*STATED PROBLEM*. Gather every line in the records below that contains the word "Spectral".

(Figure data in JSON)
■ ■ ■ ■
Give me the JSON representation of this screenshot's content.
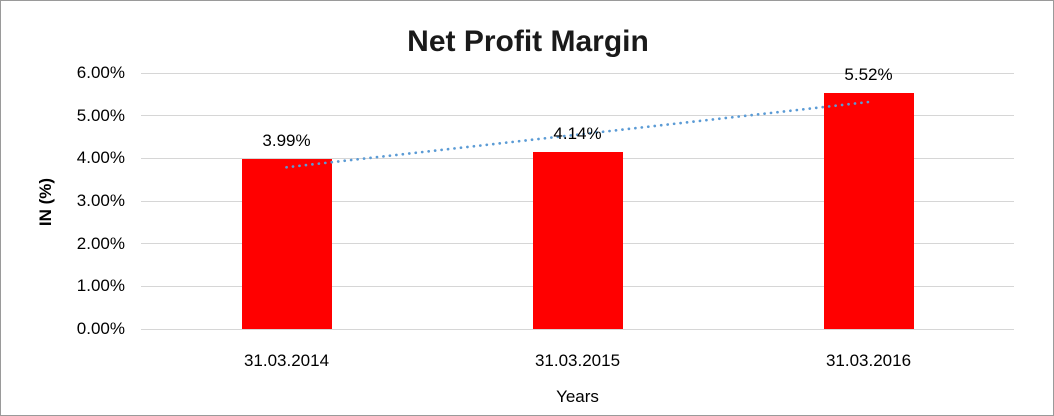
{
  "chart_data": {
    "type": "bar",
    "title": "Net Profit Margin",
    "categories": [
      "31.03.2014",
      "31.03.2015",
      "31.03.2016"
    ],
    "values": [
      3.99,
      4.14,
      5.52
    ],
    "data_labels": [
      "3.99%",
      "4.14%",
      "5.52%"
    ],
    "xlabel": "Years",
    "ylabel": "IN (%)",
    "ylim": [
      0,
      6
    ],
    "ytick_labels": [
      "0.00%",
      "1.00%",
      "2.00%",
      "3.00%",
      "4.00%",
      "5.00%",
      "6.00%"
    ],
    "grid": true,
    "legend": "none",
    "colors": {
      "bar": "#FF0000",
      "gridline": "#D6D6D6",
      "trendline": "#5B9BD5",
      "text": "#000000",
      "background": "#FFFFFF"
    },
    "trendline": {
      "type": "linear",
      "style": "dotted",
      "start_value": 3.79,
      "end_value": 5.32
    }
  }
}
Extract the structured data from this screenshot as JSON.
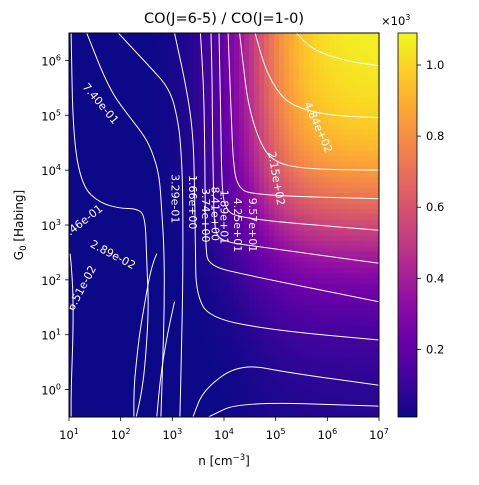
{
  "chart_data": {
    "type": "heatmap",
    "title": "CO(J=6-5) / CO(J=1-0)",
    "xlabel": "n [cm$^{-3}$]",
    "xlabel_text": "n [cm",
    "xlabel_sup": "−3",
    "xlabel_tail": "]",
    "ylabel": "G$_0$ [Habing]",
    "ylabel_main": "G",
    "ylabel_sub": "0",
    "ylabel_tail": " [Habing]",
    "xscale": "log",
    "yscale": "log",
    "xlim": [
      10,
      10000000
    ],
    "ylim": [
      0.3162,
      3162000
    ],
    "x_ticks": [
      {
        "value": 10,
        "base": "10",
        "exp": "1"
      },
      {
        "value": 100,
        "base": "10",
        "exp": "2"
      },
      {
        "value": 1000,
        "base": "10",
        "exp": "3"
      },
      {
        "value": 10000,
        "base": "10",
        "exp": "4"
      },
      {
        "value": 100000,
        "base": "10",
        "exp": "5"
      },
      {
        "value": 1000000,
        "base": "10",
        "exp": "6"
      },
      {
        "value": 10000000,
        "base": "10",
        "exp": "7"
      }
    ],
    "y_ticks": [
      {
        "value": 1,
        "base": "10",
        "exp": "0"
      },
      {
        "value": 10,
        "base": "10",
        "exp": "1"
      },
      {
        "value": 100,
        "base": "10",
        "exp": "2"
      },
      {
        "value": 1000,
        "base": "10",
        "exp": "3"
      },
      {
        "value": 10000,
        "base": "10",
        "exp": "4"
      },
      {
        "value": 100000,
        "base": "10",
        "exp": "5"
      },
      {
        "value": 1000000,
        "base": "10",
        "exp": "6"
      }
    ],
    "colormap": "plasma",
    "colorbar": {
      "range": [
        0.01,
        1.09
      ],
      "multiplier": "×10",
      "multiplier_exp": "3",
      "ticks": [
        {
          "value": 0.2,
          "label": "0.2"
        },
        {
          "value": 0.4,
          "label": "0.4"
        },
        {
          "value": 0.6,
          "label": "0.6"
        },
        {
          "value": 0.8,
          "label": "0.8"
        },
        {
          "value": 1.0,
          "label": "1.0"
        }
      ]
    },
    "contour_color": "#ffffff",
    "contour_labels": [
      {
        "text": "6.51e-02",
        "n": 18,
        "g0": 70,
        "angle": -62
      },
      {
        "text": "1.46e-01",
        "n": 18,
        "g0": 1100,
        "angle": -38
      },
      {
        "text": "2.89e-02",
        "n": 70,
        "g0": 280,
        "angle": 28
      },
      {
        "text": "7.40e-01",
        "n": 40,
        "g0": 160000,
        "angle": 50
      },
      {
        "text": "3.29e-01",
        "n": 1100,
        "g0": 3000,
        "angle": 90
      },
      {
        "text": "1.66e+00",
        "n": 2400,
        "g0": 2600,
        "angle": 90
      },
      {
        "text": "3.74e+00",
        "n": 4300,
        "g0": 1500,
        "angle": 90
      },
      {
        "text": "8.41e+00",
        "n": 6600,
        "g0": 1600,
        "angle": 90
      },
      {
        "text": "1.89e+01",
        "n": 9800,
        "g0": 1400,
        "angle": 90
      },
      {
        "text": "4.25e+01",
        "n": 18000,
        "g0": 1000,
        "angle": 90
      },
      {
        "text": "9.57e+01",
        "n": 35000,
        "g0": 1000,
        "angle": 90
      },
      {
        "text": "2.15e+02",
        "n": 100000,
        "g0": 7000,
        "angle": 80
      },
      {
        "text": "4.84e+02",
        "n": 650000,
        "g0": 60000,
        "angle": 66
      }
    ]
  }
}
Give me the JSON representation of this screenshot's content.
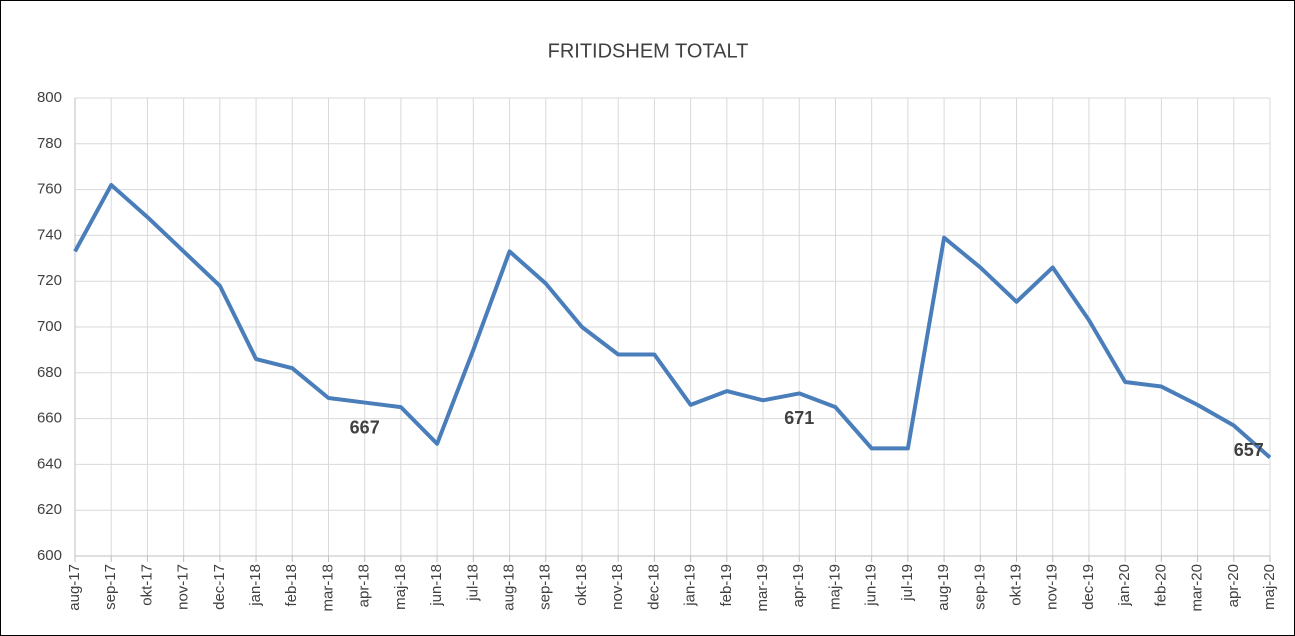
{
  "chart_data": {
    "type": "line",
    "title": "FRITIDSHEM TOTALT",
    "categories": [
      "aug-17",
      "sep-17",
      "okt-17",
      "nov-17",
      "dec-17",
      "jan-18",
      "feb-18",
      "mar-18",
      "apr-18",
      "maj-18",
      "jun-18",
      "jul-18",
      "aug-18",
      "sep-18",
      "okt-18",
      "nov-18",
      "dec-18",
      "jan-19",
      "feb-19",
      "mar-19",
      "apr-19",
      "maj-19",
      "jun-19",
      "jul-19",
      "aug-19",
      "sep-19",
      "okt-19",
      "nov-19",
      "dec-19",
      "jan-20",
      "feb-20",
      "mar-20",
      "apr-20",
      "maj-20"
    ],
    "series": [
      {
        "color": "#4a7ebb",
        "values": [
          733,
          762,
          748,
          733,
          718,
          686,
          682,
          669,
          667,
          665,
          649,
          690,
          733,
          719,
          700,
          688,
          688,
          666,
          672,
          668,
          671,
          665,
          647,
          647,
          739,
          726,
          711,
          726,
          703,
          676,
          674,
          666,
          657,
          643
        ]
      }
    ],
    "labeled_points": [
      8,
      20,
      32
    ],
    "ylim": [
      600,
      800
    ],
    "yticks": [
      600,
      620,
      640,
      660,
      680,
      700,
      720,
      740,
      760,
      780,
      800
    ],
    "grid": true
  }
}
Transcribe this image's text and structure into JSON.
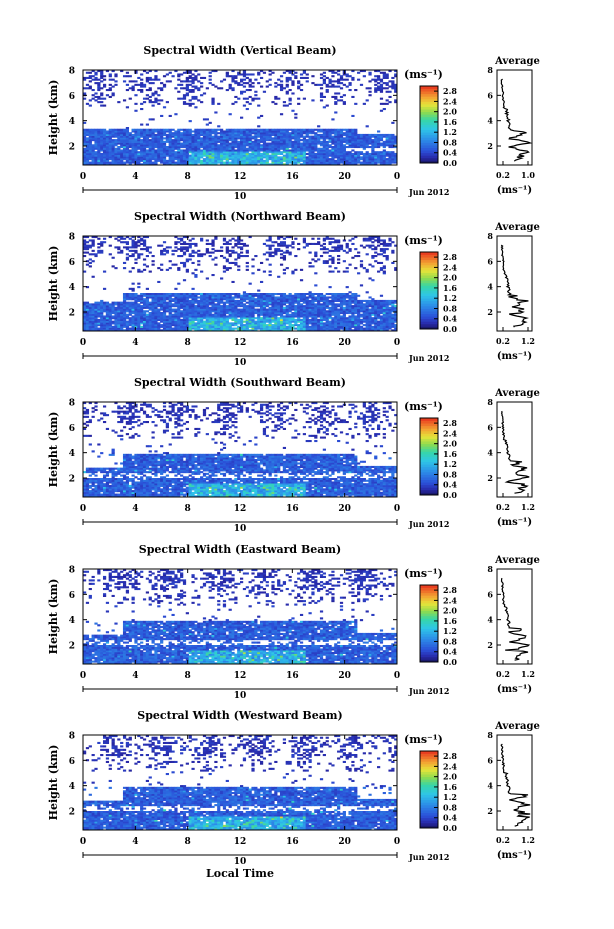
{
  "chart_data": [
    {
      "type": "heatmap",
      "title": "Spectral Width (Vertical Beam)",
      "ylabel": "Height (km)",
      "x_ticks": [
        "0",
        "4",
        "8",
        "12",
        "16",
        "20",
        "0"
      ],
      "y_ticks": [
        "2",
        "4",
        "6",
        "8"
      ],
      "date_day": "10",
      "date_label": "Jun 2012",
      "colorbar": {
        "unit": "(ms⁻¹)",
        "ticks": [
          "0.0",
          "0.4",
          "0.8",
          "1.2",
          "1.6",
          "2.0",
          "2.4",
          "2.8"
        ],
        "range": [
          0,
          3.0
        ]
      },
      "profile": {
        "title": "Average",
        "xlabel": "(ms⁻¹)",
        "x_ticks": [
          "0.2",
          "1.0"
        ],
        "y_ticks": [
          "2",
          "4",
          "6",
          "8"
        ]
      },
      "xlim": [
        0,
        24
      ],
      "ylim": [
        0.5,
        8
      ]
    },
    {
      "type": "heatmap",
      "title": "Spectral Width (Northward Beam)",
      "ylabel": "Height (km)",
      "x_ticks": [
        "0",
        "4",
        "8",
        "12",
        "16",
        "20",
        "0"
      ],
      "y_ticks": [
        "2",
        "4",
        "6",
        "8"
      ],
      "date_day": "10",
      "date_label": "Jun 2012",
      "colorbar": {
        "unit": "(ms⁻¹)",
        "ticks": [
          "0.0",
          "0.4",
          "0.8",
          "1.2",
          "1.6",
          "2.0",
          "2.4",
          "2.8"
        ],
        "range": [
          0,
          3.0
        ]
      },
      "profile": {
        "title": "Average",
        "xlabel": "(ms⁻¹)",
        "x_ticks": [
          "0.2",
          "1.2"
        ],
        "y_ticks": [
          "2",
          "4",
          "6",
          "8"
        ]
      },
      "xlim": [
        0,
        24
      ],
      "ylim": [
        0.5,
        8
      ]
    },
    {
      "type": "heatmap",
      "title": "Spectral Width (Southward Beam)",
      "ylabel": "Height (km)",
      "x_ticks": [
        "0",
        "4",
        "8",
        "12",
        "16",
        "20",
        "0"
      ],
      "y_ticks": [
        "2",
        "4",
        "6",
        "8"
      ],
      "date_day": "10",
      "date_label": "Jun 2012",
      "colorbar": {
        "unit": "(ms⁻¹)",
        "ticks": [
          "0.0",
          "0.4",
          "0.8",
          "1.2",
          "1.6",
          "2.0",
          "2.4",
          "2.8"
        ],
        "range": [
          0,
          3.0
        ]
      },
      "profile": {
        "title": "Average",
        "xlabel": "(ms⁻¹)",
        "x_ticks": [
          "0.2",
          "1.2"
        ],
        "y_ticks": [
          "2",
          "4",
          "6",
          "8"
        ]
      },
      "xlim": [
        0,
        24
      ],
      "ylim": [
        0.5,
        8
      ]
    },
    {
      "type": "heatmap",
      "title": "Spectral Width (Eastward Beam)",
      "ylabel": "Height (km)",
      "x_ticks": [
        "0",
        "4",
        "8",
        "12",
        "16",
        "20",
        "0"
      ],
      "y_ticks": [
        "2",
        "4",
        "6",
        "8"
      ],
      "date_day": "10",
      "date_label": "Jun 2012",
      "colorbar": {
        "unit": "(ms⁻¹)",
        "ticks": [
          "0.0",
          "0.4",
          "0.8",
          "1.2",
          "1.6",
          "2.0",
          "2.4",
          "2.8"
        ],
        "range": [
          0,
          3.0
        ]
      },
      "profile": {
        "title": "Average",
        "xlabel": "(ms⁻¹)",
        "x_ticks": [
          "0.2",
          "1.2"
        ],
        "y_ticks": [
          "2",
          "4",
          "6",
          "8"
        ]
      },
      "xlim": [
        0,
        24
      ],
      "ylim": [
        0.5,
        8
      ]
    },
    {
      "type": "heatmap",
      "title": "Spectral Width (Westward Beam)",
      "ylabel": "Height (km)",
      "xlabel": "Local Time",
      "x_ticks": [
        "0",
        "4",
        "8",
        "12",
        "16",
        "20",
        "0"
      ],
      "y_ticks": [
        "2",
        "4",
        "6",
        "8"
      ],
      "date_day": "10",
      "date_label": "Jun 2012",
      "colorbar": {
        "unit": "(ms⁻¹)",
        "ticks": [
          "0.0",
          "0.4",
          "0.8",
          "1.2",
          "1.6",
          "2.0",
          "2.4",
          "2.8"
        ],
        "range": [
          0,
          3.0
        ]
      },
      "profile": {
        "title": "Average",
        "xlabel": "(ms⁻¹)",
        "x_ticks": [
          "0.2",
          "1.2"
        ],
        "y_ticks": [
          "2",
          "4",
          "6",
          "8"
        ]
      },
      "xlim": [
        0,
        24
      ],
      "ylim": [
        0.5,
        8
      ]
    }
  ]
}
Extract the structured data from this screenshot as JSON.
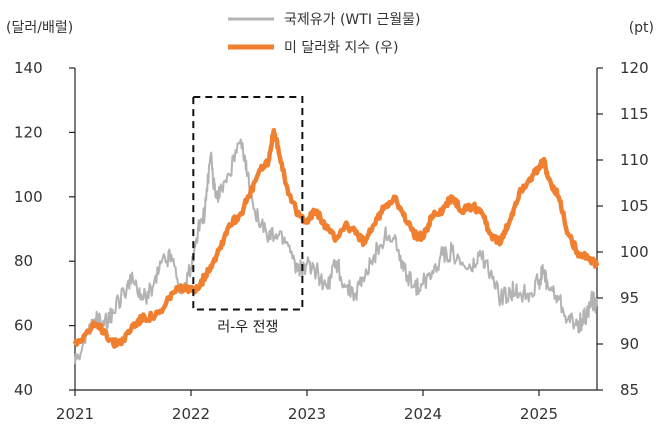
■ ■ ■ ■
*TASK RESULT*.
      "title": "Spectral Width (Vertical Beam)",
      "title": "Spectral Width (Northward Beam)",
      "title": "Spectral Width (Southward Beam)",
      "title": "Spectral Width (Eastward Beam)",
      "title": "Spectral Width (Westward Beam)",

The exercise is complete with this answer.